___ SUPPLIED MATERIAL ___

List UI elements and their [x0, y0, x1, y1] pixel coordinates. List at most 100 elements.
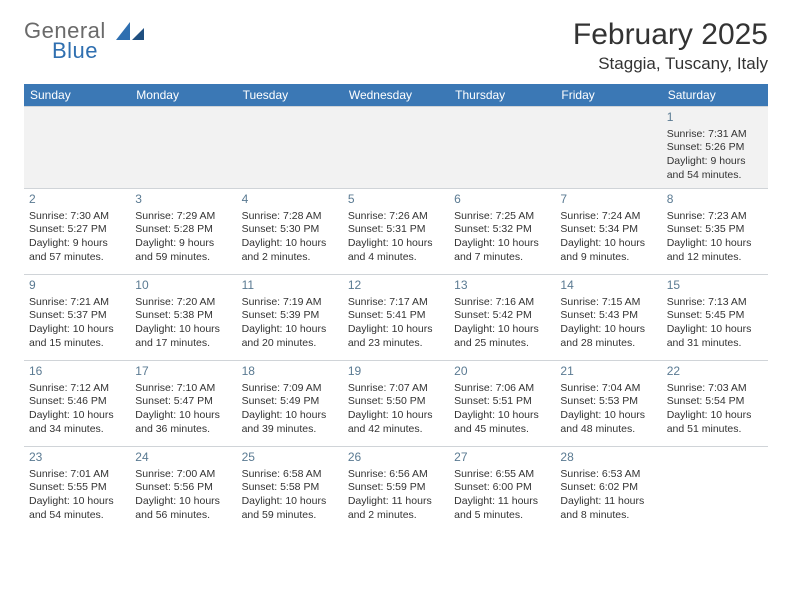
- day-cell: 11Sunrise: 7:19 AMSunset: 5:39 PMDayligh…: [237, 274, 343, 360]
- day-cell: 5Sunrise: 7:26 AMSunset: 5:31 PMDaylight…: [343, 188, 449, 274]
- day-detail-line: and 2 minutes.: [348, 509, 444, 523]
- day-details: Sunrise: 7:13 AMSunset: 5:45 PMDaylight:…: [667, 296, 763, 351]
- day-details: Sunrise: 7:00 AMSunset: 5:56 PMDaylight:…: [135, 468, 231, 523]
- day-number: 24: [135, 450, 231, 466]
- day-number: 14: [560, 278, 656, 294]
- day-number: 27: [454, 450, 550, 466]
- dow-row: SundayMondayTuesdayWednesdayThursdayFrid…: [24, 84, 768, 106]
- day-detail-line: Sunrise: 7:12 AM: [29, 382, 125, 396]
- day-detail-line: Daylight: 10 hours: [242, 409, 338, 423]
- day-detail-line: Sunrise: 6:53 AM: [560, 468, 656, 482]
- day-detail-line: Sunset: 5:30 PM: [242, 223, 338, 237]
- day-cell: 7 Sunrise: 7:24 AMSunset: 5:34 PMDaylight…: [555, 188, 661, 274]
- day-detail-line: and 59 minutes.: [242, 509, 338, 523]
- day-cell: 4Sunrise: 7:28 AMSunset: 5:30 PMDaylight…: [237, 188, 343, 274]
- day-detail-line: Sunrise: 7:19 AM: [242, 296, 338, 310]
- day-details: Sunrise: 7:09 AMSunset: 5:49 PMDaylight:…: [242, 382, 338, 437]
- day-details: Sunrise: 7:10 AMSunset: 5:47 PMDaylight:…: [135, 382, 231, 437]
- day-number: 7: [560, 192, 656, 208]
- day-detail-line: Sunrise: 7:23 AM: [667, 210, 763, 224]
- logo-sail-icon: [116, 22, 146, 44]
- day-detail-line: Sunrise: 7:29 AM: [135, 210, 231, 224]
- day-details: Sunrise: 7:19 AMSunset: 5:39 PMDaylight:…: [242, 296, 338, 351]
- day-detail-line: Daylight: 10 hours: [242, 323, 338, 337]
- day-number: 12: [348, 278, 444, 294]
- location: Staggia, Tuscany, Italy: [573, 54, 768, 74]
- day-number: 18: [242, 364, 338, 380]
- day-cell: [449, 106, 555, 188]
- day-details: Sunrise: 7:31 AMSunset: 5:26 PMDaylight:…: [667, 128, 763, 183]
- title-block: February 2025 Staggia, Tuscany, Italy: [573, 18, 768, 74]
- day-detail-line: Sunrise: 6:56 AM: [348, 468, 444, 482]
- week-row: 23Sunrise: 7:01 AMSunset: 5:55 PMDayligh…: [24, 446, 768, 532]
- day-detail-line: Sunset: 5:41 PM: [348, 309, 444, 323]
- day-detail-line: Sunrise: 7:25 AM: [454, 210, 550, 224]
- day-detail-line: Sunset: 6:00 PM: [454, 481, 550, 495]
- day-detail-line: Sunrise: 7:00 AM: [135, 468, 231, 482]
- day-detail-line: Daylight: 10 hours: [560, 323, 656, 337]
- day-cell: 16Sunrise: 7:12 AMSunset: 5:46 PMDayligh…: [24, 360, 130, 446]
- day-cell: 26Sunrise: 6:56 AMSunset: 5:59 PMDayligh…: [343, 446, 449, 532]
- day-detail-line: and 31 minutes.: [667, 337, 763, 351]
- day-detail-line: Daylight: 11 hours: [560, 495, 656, 509]
- day-cell: 12 Sunrise: 7:17 AMSunset: 5:41 PMDayligh…: [343, 274, 449, 360]
- day-detail-line: Sunrise: 7:13 AM: [667, 296, 763, 310]
- day-detail-line: and 9 minutes.: [560, 251, 656, 265]
- day-detail-line: Sunset: 5:37 PM: [29, 309, 125, 323]
- day-cell: 13Sunrise: 7:16 AMSunset: 5:42 PMDayligh…: [449, 274, 555, 360]
- day-cell: [555, 106, 661, 188]
- day-detail-line: Daylight: 10 hours: [667, 409, 763, 423]
- day-detail-line: Sunset: 5:51 PM: [454, 395, 550, 409]
- day-number: 10: [135, 278, 231, 294]
- day-cell: 14 Sunrise: 7:15 AMSunset: 5:43 PMDayligh…: [555, 274, 661, 360]
- day-detail-line: Sunset: 5:32 PM: [454, 223, 550, 237]
- day-detail-line: Sunset: 5:35 PM: [667, 223, 763, 237]
- dow-saturday: Saturday: [662, 84, 768, 106]
- day-detail-line: and 39 minutes.: [242, 423, 338, 437]
- day-number: 25: [242, 450, 338, 466]
- day-cell: 17 Sunrise: 7:10 AMSunset: 5:47 PMDayligh…: [130, 360, 236, 446]
- day-details: Sunrise: 7:24 AMSunset: 5:34 PMDaylight:…: [560, 210, 656, 265]
- dow-tuesday: Tuesday: [237, 84, 343, 106]
- day-cell: 15Sunrise: 7:13 AMSunset: 5:45 PMDayligh…: [662, 274, 768, 360]
- day-detail-line: and 25 minutes.: [454, 337, 550, 351]
- day-detail-line: Sunset: 5:39 PM: [242, 309, 338, 323]
- day-detail-line: Sunrise: 7:15 AM: [560, 296, 656, 310]
- day-detail-line: and 7 minutes.: [454, 251, 550, 265]
- day-cell: [662, 446, 768, 532]
- day-detail-line: Daylight: 10 hours: [29, 495, 125, 509]
- day-details: Sunrise: 6:55 AMSunset: 6:00 PMDaylight:…: [454, 468, 550, 523]
- day-cell: 10Sunrise: 7:20 AMSunset: 5:38 PMDayligh…: [130, 274, 236, 360]
- day-details: Sunrise: 7:30 AMSunset: 5:27 PMDaylight:…: [29, 210, 125, 265]
- day-detail-line: Sunset: 5:49 PM: [242, 395, 338, 409]
- day-detail-line: and 20 minutes.: [242, 337, 338, 351]
- day-cell: 23Sunrise: 7:01 AMSunset: 5:55 PMDayligh…: [24, 446, 130, 532]
- day-detail-line: Sunset: 5:43 PM: [560, 309, 656, 323]
- dow-friday: Friday: [555, 84, 661, 106]
- day-detail-line: Daylight: 9 hours: [667, 155, 763, 169]
- day-detail-line: Sunset: 5:45 PM: [667, 309, 763, 323]
- day-cell: [130, 106, 236, 188]
- day-detail-line: Sunset: 5:54 PM: [667, 395, 763, 409]
- day-number: 17: [135, 364, 231, 380]
- day-detail-line: Sunrise: 7:17 AM: [348, 296, 444, 310]
- day-detail-line: Sunrise: 7:20 AM: [135, 296, 231, 310]
- day-detail-line: Sunrise: 7:04 AM: [560, 382, 656, 396]
- day-detail-line: Daylight: 11 hours: [454, 495, 550, 509]
- day-number: 13: [454, 278, 550, 294]
- day-detail-line: and 56 minutes.: [135, 509, 231, 523]
- day-detail-line: Sunset: 5:38 PM: [135, 309, 231, 323]
- day-detail-line: Daylight: 10 hours: [29, 409, 125, 423]
- day-detail-line: and 2 minutes.: [242, 251, 338, 265]
- day-detail-line: Sunset: 5:59 PM: [348, 481, 444, 495]
- day-detail-line: Sunset: 5:53 PM: [560, 395, 656, 409]
- day-details: Sunrise: 7:03 AMSunset: 5:54 PMDaylight:…: [667, 382, 763, 437]
- day-detail-line: and 28 minutes.: [560, 337, 656, 351]
- day-details: Sunrise: 7:17 AMSunset: 5:41 PMDaylight:…: [348, 296, 444, 351]
- week-row: 16Sunrise: 7:12 AMSunset: 5:46 PMDayligh…: [24, 360, 768, 446]
- day-cell: 3Sunrise: 7:29 AMSunset: 5:28 PMDaylight…: [130, 188, 236, 274]
- header: General Blue February 2025 Staggia, Tusc…: [24, 18, 768, 74]
- day-cell: 28Sunrise: 6:53 AMSunset: 6:02 PMDayligh…: [555, 446, 661, 532]
- day-detail-line: and 48 minutes.: [560, 423, 656, 437]
- day-detail-line: Sunset: 5:46 PM: [29, 395, 125, 409]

___

### SET EXERCISE:
Retype the lines from the line with "- day-cell: 11Sunrise: 7:19" up to and including the line with "- day-details: Sunrise: 7:13", word for word.

### REPLY:
- day-cell: 11Sunrise: 7:19 AMSunset: 5:39 PMDayligh…: [237, 274, 343, 360]
- day-cell: 5Sunrise: 7:26 AMSunset: 5:31 PMDaylight…: [343, 188, 449, 274]
- day-detail-line: and 2 minutes.: [348, 509, 444, 523]
- day-details: Sunrise: 7:13 AMSunset: 5:45 PMDaylight:…: [667, 296, 763, 351]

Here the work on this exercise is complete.